● **AIM OF THE EXERCISE**
Find the lines holding the word "Last" and collect them.

● **Records about charts and figures**
◇ ◇ ◇ ◇ ◇ ◇ ◇
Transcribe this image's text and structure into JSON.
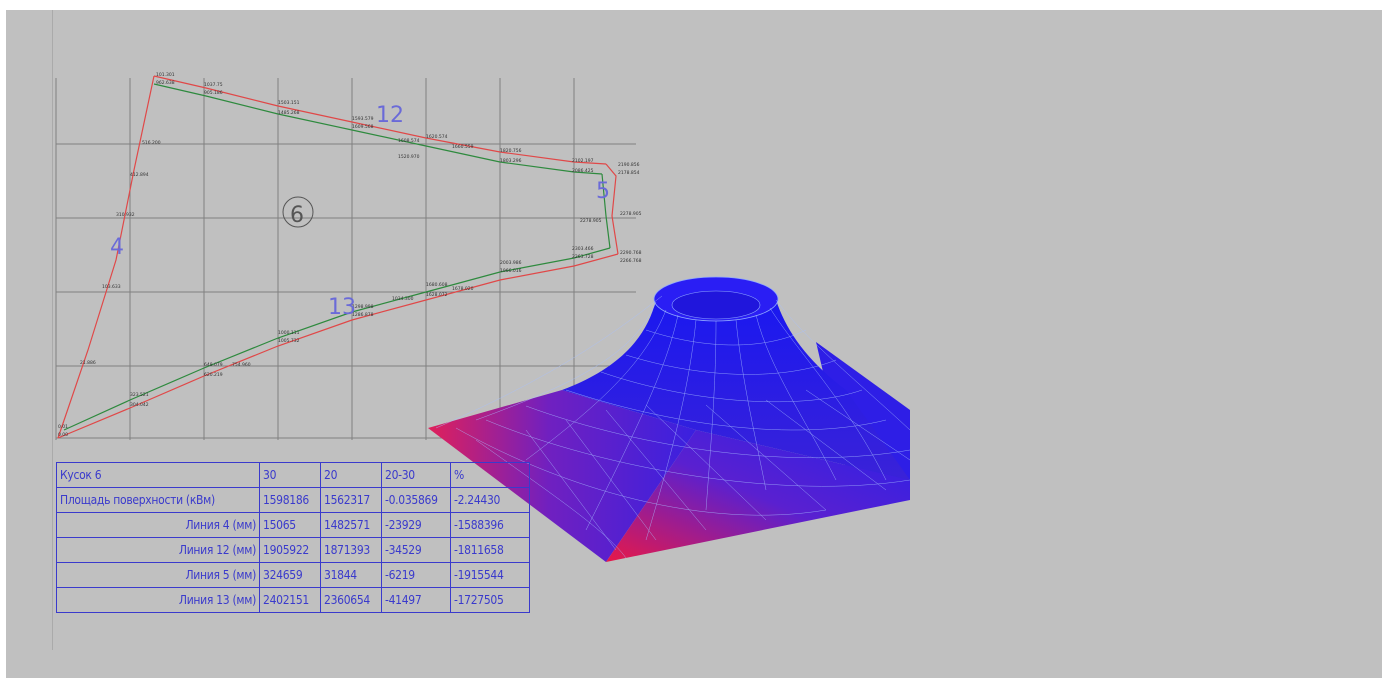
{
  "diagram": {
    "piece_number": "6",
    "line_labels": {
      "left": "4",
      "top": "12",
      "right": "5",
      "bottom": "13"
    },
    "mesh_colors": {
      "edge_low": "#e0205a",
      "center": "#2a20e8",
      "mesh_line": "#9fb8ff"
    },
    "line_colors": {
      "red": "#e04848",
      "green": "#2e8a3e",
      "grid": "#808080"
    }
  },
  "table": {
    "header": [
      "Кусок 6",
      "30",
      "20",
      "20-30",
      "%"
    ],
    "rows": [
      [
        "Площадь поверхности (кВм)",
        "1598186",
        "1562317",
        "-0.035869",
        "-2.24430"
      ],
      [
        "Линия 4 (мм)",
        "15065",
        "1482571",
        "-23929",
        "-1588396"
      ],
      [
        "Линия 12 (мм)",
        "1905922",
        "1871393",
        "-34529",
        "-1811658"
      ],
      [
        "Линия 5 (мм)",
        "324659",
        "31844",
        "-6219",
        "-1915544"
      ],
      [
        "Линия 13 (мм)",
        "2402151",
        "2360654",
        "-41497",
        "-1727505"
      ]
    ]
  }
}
◇ ◇ ◇ ◇ ◇ ◇ ◇
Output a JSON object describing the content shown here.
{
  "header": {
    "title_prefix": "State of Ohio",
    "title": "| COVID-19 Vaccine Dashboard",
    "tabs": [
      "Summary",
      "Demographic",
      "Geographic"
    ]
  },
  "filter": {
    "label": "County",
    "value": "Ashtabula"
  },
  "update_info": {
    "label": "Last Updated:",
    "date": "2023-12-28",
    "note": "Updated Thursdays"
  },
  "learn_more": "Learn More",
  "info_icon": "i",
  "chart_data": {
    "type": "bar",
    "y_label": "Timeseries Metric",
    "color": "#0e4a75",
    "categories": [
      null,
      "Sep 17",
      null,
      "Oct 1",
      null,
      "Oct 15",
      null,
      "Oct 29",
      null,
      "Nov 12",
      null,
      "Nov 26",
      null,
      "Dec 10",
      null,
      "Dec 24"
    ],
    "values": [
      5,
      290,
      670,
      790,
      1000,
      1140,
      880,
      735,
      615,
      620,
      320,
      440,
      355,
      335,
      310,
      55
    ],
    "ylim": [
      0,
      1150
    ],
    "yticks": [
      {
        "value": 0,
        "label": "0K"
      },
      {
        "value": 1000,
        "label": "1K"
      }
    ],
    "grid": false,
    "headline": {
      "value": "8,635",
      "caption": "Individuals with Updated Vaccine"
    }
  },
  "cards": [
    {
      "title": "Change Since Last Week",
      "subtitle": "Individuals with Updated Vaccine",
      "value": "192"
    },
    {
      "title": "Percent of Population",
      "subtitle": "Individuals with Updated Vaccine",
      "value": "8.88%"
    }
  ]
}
◇ ◇ ◇ ◇ ◇ ◇ ◇
● **EXERCISE RESULT**
    "label": "Last Updated:",
      "title": "Change Since Last Week",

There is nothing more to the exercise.